Task objective ▸ Return every entry exactly.

Data for this exercise ▸
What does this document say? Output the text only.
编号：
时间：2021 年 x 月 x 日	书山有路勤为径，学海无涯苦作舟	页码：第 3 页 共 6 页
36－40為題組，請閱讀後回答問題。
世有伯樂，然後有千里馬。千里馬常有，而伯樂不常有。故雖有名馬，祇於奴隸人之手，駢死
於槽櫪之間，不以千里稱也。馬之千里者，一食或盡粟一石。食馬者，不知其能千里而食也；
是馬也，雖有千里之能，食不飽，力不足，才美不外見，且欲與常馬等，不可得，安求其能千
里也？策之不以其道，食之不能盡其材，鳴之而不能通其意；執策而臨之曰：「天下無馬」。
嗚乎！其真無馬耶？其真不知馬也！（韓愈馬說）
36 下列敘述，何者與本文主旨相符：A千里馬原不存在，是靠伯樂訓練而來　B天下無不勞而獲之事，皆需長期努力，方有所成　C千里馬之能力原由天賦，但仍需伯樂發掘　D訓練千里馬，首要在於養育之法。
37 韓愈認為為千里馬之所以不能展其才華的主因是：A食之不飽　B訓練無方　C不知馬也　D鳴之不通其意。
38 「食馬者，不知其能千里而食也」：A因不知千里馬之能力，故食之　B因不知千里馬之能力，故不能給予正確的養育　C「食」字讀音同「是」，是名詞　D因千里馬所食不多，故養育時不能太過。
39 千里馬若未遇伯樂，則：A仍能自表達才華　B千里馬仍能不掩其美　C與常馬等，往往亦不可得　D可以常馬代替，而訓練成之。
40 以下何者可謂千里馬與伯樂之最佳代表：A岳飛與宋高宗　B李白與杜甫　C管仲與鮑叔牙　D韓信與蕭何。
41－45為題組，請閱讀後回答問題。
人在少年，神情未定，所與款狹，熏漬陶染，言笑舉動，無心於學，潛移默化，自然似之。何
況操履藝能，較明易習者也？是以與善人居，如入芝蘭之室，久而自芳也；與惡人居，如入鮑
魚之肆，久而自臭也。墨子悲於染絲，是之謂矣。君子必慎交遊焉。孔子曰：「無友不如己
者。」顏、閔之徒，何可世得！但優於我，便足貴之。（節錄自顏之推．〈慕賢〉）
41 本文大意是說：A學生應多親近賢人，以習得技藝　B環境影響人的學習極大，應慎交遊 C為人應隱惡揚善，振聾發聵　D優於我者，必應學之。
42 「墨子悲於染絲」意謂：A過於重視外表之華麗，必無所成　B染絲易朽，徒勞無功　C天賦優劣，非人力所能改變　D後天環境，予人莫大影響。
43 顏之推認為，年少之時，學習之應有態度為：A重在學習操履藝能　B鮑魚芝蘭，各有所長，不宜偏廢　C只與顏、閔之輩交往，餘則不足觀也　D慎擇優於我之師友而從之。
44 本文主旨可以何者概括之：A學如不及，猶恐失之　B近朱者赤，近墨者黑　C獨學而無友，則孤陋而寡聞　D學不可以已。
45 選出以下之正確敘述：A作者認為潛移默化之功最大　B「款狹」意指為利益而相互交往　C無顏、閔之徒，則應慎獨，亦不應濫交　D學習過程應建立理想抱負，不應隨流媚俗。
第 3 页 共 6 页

Result ▸
What does this document say? Output the text only.
编号：
时间：2021 年 x 月 x 日	书山有路勤为径，学海无涯苦作舟	页码：第 3 页 共 6 页
36－40為題組，請閱讀後回答問題。
世有伯樂，然後有千里馬。千里馬常有，而伯樂不常有。故雖有名馬，祇於奴隸人之手，駢死
於槽櫪之間，不以千里稱也。馬之千里者，一食或盡粟一石。食馬者，不知其能千里而食也；
是馬也，雖有千里之能，食不飽，力不足，才美不外見，且欲與常馬等，不可得，安求其能千
里也？策之不以其道，食之不能盡其材，鳴之而不能通其意；執策而臨之曰：「天下無馬」。
嗚乎！其真無馬耶？其真不知馬也！（韓愈馬說）
36 下列敘述，何者與本文主旨相符：A千里馬原不存在，是靠伯樂訓練而來　B天下無不勞而獲之事，皆需長期努力，方有所成　C千里馬之能力原由天賦，但仍需伯樂發掘　D訓練千里馬，首要在於養育之法。
37 韓愈認為為千里馬之所以不能展其才華的主因是：A食之不飽　B訓練無方　C不知馬也　D鳴之不通其意。
38 「食馬者，不知其能千里而食也」：A因不知千里馬之能力，故食之　B因不知千里馬之能力，故不能給予正確的養育　C「食」字讀音同「是」，是名詞　D因千里馬所食不多，故養育時不能太過。
39 千里馬若未遇伯樂，則：A仍能自表達才華　B千里馬仍能不掩其美　C與常馬等，往往亦不可得　D可以常馬代替，而訓練成之。
40 以下何者可謂千里馬與伯樂之最佳代表：A岳飛與宋高宗　B李白與杜甫　C管仲與鮑叔牙　D韓信與蕭何。
41－45為題組，請閱讀後回答問題。
人在少年，神情未定，所與款狹，熏漬陶染，言笑舉動，無心於學，潛移默化，自然似之。何
況操履藝能，較明易習者也？是以與善人居，如入芝蘭之室，久而自芳也；與惡人居，如入鮑
魚之肆，久而自臭也。墨子悲於染絲，是之謂矣。君子必慎交遊焉。孔子曰：「無友不如己
者。」顏、閔之徒，何可世得！但優於我，便足貴之。（節錄自顏之推．〈慕賢〉）
41 本文大意是說：A學生應多親近賢人，以習得技藝　B環境影響人的學習極大，應慎交遊 C為人應隱惡揚善，振聾發聵　D優於我者，必應學之。
42 「墨子悲於染絲」意謂：A過於重視外表之華麗，必無所成　B染絲易朽，徒勞無功　C天賦優劣，非人力所能改變　D後天環境，予人莫大影響。
43 顏之推認為，年少之時，學習之應有態度為：A重在學習操履藝能　B鮑魚芝蘭，各有所長，不宜偏廢　C只與顏、閔之輩交往，餘則不足觀也　D慎擇優於我之師友而從之。
44 本文主旨可以何者概括之：A學如不及，猶恐失之　B近朱者赤，近墨者黑　C獨學而無友，則孤陋而寡聞　D學不可以已。
45 選出以下之正確敘述：A作者認為潛移默化之功最大　B「款狹」意指為利益而相互交往　C無顏、閔之徒，則應慎獨，亦不應濫交　D學習過程應建立理想抱負，不應隨流媚俗。
第 3 页 共 6 页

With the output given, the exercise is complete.